TASK TO CARRY OUT. Look for the word "lower" in the entries below, then copy every line that has it.

EXERCISE INPUTS.
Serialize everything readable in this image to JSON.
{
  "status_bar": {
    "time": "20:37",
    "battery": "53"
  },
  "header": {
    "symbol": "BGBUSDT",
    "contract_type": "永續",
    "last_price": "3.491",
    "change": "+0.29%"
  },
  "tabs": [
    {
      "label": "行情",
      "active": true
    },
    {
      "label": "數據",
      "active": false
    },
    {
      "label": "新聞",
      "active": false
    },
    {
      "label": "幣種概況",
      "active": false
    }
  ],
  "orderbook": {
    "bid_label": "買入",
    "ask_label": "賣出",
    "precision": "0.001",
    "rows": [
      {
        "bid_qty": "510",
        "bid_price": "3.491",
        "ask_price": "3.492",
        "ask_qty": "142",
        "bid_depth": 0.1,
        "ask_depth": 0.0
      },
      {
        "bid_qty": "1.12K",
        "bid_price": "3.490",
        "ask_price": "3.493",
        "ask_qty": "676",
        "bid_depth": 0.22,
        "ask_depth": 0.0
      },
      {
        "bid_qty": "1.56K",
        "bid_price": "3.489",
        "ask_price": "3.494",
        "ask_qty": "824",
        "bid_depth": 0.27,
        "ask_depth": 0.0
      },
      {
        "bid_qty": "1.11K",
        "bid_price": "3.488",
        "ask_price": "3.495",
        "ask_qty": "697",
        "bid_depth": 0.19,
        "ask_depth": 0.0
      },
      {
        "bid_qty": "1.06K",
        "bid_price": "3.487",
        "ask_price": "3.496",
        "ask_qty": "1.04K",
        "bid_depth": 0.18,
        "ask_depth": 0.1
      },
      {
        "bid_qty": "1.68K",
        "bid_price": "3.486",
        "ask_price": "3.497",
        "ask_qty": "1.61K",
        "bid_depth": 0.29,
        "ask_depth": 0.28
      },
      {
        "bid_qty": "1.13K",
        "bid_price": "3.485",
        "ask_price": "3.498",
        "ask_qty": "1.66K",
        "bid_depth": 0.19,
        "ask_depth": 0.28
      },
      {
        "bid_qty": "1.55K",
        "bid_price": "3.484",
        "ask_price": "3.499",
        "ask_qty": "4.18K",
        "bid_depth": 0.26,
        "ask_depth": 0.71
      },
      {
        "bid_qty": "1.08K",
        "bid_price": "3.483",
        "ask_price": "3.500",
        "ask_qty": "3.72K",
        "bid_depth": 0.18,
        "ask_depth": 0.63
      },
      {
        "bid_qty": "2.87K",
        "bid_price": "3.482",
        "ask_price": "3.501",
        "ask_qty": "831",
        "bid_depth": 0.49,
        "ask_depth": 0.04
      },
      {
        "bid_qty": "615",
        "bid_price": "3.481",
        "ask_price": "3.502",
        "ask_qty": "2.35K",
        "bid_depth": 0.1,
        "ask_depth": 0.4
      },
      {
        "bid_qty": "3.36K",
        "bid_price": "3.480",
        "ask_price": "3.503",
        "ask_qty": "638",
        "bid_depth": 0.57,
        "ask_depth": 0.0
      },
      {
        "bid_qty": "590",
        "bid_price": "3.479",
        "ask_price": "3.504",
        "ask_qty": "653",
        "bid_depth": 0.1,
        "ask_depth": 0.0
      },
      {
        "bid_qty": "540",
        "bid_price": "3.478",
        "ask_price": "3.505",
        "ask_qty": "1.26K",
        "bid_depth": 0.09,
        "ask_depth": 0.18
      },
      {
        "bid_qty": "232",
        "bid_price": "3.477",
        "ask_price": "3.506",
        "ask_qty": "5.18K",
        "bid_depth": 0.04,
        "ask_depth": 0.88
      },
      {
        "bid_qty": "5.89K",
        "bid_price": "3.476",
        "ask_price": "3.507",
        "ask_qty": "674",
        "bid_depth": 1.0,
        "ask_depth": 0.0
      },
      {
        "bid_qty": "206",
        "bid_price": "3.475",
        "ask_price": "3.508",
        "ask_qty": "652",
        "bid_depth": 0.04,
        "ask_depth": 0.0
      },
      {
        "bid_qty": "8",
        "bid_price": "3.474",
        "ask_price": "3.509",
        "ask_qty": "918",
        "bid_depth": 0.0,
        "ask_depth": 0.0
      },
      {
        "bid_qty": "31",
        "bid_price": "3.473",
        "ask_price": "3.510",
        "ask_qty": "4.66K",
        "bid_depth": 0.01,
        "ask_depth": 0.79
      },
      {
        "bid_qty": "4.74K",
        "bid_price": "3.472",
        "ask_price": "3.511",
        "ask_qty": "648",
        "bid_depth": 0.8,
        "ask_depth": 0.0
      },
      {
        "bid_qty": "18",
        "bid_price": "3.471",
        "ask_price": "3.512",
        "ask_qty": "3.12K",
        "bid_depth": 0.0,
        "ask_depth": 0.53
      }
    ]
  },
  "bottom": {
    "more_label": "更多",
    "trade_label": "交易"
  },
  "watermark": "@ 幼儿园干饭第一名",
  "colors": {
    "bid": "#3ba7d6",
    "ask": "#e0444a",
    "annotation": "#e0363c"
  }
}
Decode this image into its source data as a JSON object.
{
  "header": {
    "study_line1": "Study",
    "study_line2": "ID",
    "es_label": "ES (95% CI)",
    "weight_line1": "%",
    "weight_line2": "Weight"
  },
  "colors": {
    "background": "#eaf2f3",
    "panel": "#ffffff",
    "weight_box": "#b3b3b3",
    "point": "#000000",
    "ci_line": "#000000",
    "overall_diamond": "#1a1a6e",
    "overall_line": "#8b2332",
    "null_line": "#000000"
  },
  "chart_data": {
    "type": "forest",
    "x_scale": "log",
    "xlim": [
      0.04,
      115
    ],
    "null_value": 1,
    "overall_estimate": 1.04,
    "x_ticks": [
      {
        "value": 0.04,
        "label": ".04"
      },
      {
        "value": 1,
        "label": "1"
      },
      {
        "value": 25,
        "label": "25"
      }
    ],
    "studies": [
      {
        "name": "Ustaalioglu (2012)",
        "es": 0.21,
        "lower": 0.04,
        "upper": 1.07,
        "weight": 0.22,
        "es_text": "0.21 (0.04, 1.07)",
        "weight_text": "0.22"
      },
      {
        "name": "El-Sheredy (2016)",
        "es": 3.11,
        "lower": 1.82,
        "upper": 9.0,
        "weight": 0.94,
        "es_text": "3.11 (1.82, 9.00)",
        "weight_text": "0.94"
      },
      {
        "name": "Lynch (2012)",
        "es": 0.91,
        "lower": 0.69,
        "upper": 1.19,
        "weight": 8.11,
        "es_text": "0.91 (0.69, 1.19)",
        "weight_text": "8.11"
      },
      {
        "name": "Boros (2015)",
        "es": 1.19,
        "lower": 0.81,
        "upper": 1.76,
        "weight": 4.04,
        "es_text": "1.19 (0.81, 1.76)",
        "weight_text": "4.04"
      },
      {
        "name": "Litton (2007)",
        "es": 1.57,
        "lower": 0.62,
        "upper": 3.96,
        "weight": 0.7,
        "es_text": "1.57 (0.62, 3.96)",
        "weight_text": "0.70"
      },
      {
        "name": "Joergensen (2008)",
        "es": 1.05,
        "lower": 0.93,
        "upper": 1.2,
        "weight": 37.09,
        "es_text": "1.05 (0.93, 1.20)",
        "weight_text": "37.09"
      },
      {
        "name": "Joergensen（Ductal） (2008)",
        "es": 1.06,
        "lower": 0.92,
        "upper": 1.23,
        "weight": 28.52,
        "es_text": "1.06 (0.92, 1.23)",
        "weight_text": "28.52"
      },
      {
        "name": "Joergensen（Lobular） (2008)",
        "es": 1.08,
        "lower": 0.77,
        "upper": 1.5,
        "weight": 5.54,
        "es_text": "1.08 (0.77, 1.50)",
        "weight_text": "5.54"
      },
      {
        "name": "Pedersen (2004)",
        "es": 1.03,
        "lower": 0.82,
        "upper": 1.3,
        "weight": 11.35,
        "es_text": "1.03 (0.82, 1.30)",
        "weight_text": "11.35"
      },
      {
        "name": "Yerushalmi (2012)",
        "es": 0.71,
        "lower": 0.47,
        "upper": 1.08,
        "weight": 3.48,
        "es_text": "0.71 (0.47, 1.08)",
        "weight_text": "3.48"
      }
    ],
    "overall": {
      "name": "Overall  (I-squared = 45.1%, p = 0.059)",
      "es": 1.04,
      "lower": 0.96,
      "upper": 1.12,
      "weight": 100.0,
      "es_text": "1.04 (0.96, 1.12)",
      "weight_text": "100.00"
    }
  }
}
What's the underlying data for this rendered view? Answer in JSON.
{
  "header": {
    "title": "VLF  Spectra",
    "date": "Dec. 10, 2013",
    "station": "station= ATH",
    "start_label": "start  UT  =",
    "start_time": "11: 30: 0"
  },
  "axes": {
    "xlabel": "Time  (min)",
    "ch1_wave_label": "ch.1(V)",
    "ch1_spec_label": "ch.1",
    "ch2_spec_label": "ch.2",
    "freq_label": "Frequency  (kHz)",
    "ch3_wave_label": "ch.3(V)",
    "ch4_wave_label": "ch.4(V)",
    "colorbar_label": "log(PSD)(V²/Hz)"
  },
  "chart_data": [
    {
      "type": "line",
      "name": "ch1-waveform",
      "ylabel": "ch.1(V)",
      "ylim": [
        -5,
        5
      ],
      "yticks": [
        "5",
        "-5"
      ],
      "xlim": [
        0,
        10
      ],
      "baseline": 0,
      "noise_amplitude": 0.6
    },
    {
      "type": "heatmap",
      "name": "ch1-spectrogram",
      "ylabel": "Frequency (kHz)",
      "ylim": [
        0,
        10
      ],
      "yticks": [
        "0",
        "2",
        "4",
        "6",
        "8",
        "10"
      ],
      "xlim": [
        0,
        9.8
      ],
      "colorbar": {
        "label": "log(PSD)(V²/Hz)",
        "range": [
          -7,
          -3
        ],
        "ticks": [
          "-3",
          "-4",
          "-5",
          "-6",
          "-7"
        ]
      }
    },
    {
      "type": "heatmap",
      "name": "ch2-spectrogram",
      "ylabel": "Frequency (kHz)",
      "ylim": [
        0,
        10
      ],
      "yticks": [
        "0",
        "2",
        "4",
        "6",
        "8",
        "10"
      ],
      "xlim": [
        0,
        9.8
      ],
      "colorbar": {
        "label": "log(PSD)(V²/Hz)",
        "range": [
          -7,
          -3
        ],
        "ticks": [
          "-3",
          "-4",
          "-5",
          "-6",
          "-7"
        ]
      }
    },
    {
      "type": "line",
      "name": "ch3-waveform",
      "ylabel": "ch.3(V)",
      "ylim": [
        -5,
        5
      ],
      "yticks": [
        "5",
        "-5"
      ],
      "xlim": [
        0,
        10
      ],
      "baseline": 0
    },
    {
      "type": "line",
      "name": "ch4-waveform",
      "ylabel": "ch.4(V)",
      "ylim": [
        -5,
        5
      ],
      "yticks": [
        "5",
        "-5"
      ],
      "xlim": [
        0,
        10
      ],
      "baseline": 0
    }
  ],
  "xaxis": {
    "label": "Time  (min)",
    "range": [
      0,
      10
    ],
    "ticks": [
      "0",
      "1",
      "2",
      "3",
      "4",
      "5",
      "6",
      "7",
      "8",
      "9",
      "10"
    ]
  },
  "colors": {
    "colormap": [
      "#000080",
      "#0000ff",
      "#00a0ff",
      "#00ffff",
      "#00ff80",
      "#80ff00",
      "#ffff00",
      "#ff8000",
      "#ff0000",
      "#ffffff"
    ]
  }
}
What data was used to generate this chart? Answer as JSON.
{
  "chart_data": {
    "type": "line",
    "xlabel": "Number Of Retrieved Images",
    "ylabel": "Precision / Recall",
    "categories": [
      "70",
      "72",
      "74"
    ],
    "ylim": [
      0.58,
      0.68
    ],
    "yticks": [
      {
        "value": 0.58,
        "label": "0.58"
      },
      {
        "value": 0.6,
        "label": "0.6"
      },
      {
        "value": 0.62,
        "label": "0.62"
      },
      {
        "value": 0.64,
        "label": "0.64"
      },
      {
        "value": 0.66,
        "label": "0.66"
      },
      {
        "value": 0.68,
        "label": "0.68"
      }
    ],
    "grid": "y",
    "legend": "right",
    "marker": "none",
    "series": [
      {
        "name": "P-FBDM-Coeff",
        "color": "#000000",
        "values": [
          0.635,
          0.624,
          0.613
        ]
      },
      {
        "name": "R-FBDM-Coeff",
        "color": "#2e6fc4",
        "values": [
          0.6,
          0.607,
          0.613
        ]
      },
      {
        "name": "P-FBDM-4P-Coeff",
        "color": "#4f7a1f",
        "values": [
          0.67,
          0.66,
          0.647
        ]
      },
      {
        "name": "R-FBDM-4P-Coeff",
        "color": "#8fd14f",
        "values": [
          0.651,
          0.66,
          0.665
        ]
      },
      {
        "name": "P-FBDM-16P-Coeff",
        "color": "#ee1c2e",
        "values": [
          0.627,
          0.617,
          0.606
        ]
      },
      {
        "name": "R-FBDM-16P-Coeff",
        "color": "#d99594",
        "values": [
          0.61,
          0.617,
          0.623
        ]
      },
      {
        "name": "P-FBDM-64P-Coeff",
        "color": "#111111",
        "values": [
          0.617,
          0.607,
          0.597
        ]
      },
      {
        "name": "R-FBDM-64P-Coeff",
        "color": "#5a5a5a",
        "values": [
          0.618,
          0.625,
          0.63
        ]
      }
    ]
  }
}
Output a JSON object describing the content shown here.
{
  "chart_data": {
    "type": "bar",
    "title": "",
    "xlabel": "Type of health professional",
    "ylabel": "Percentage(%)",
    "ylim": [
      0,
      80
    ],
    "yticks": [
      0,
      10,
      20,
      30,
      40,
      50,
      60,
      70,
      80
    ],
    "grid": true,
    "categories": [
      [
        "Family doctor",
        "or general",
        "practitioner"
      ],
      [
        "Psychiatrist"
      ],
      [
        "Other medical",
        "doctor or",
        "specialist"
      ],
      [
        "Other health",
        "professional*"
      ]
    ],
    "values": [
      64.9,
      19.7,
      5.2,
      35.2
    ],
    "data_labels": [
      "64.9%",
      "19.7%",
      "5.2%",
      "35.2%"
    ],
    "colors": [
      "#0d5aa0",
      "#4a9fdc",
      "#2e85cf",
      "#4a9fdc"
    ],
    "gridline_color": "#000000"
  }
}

ANSWER TO THIS PROBLEM.
        "lower": 0.04,
        "lower": 1.82,
        "lower": 0.69,
        "lower": 0.81,
        "lower": 0.62,
        "lower": 0.93,
        "lower": 0.92,
        "lower": 0.77,
        "lower": 0.82,
        "lower": 0.47,
      "lower": 0.96,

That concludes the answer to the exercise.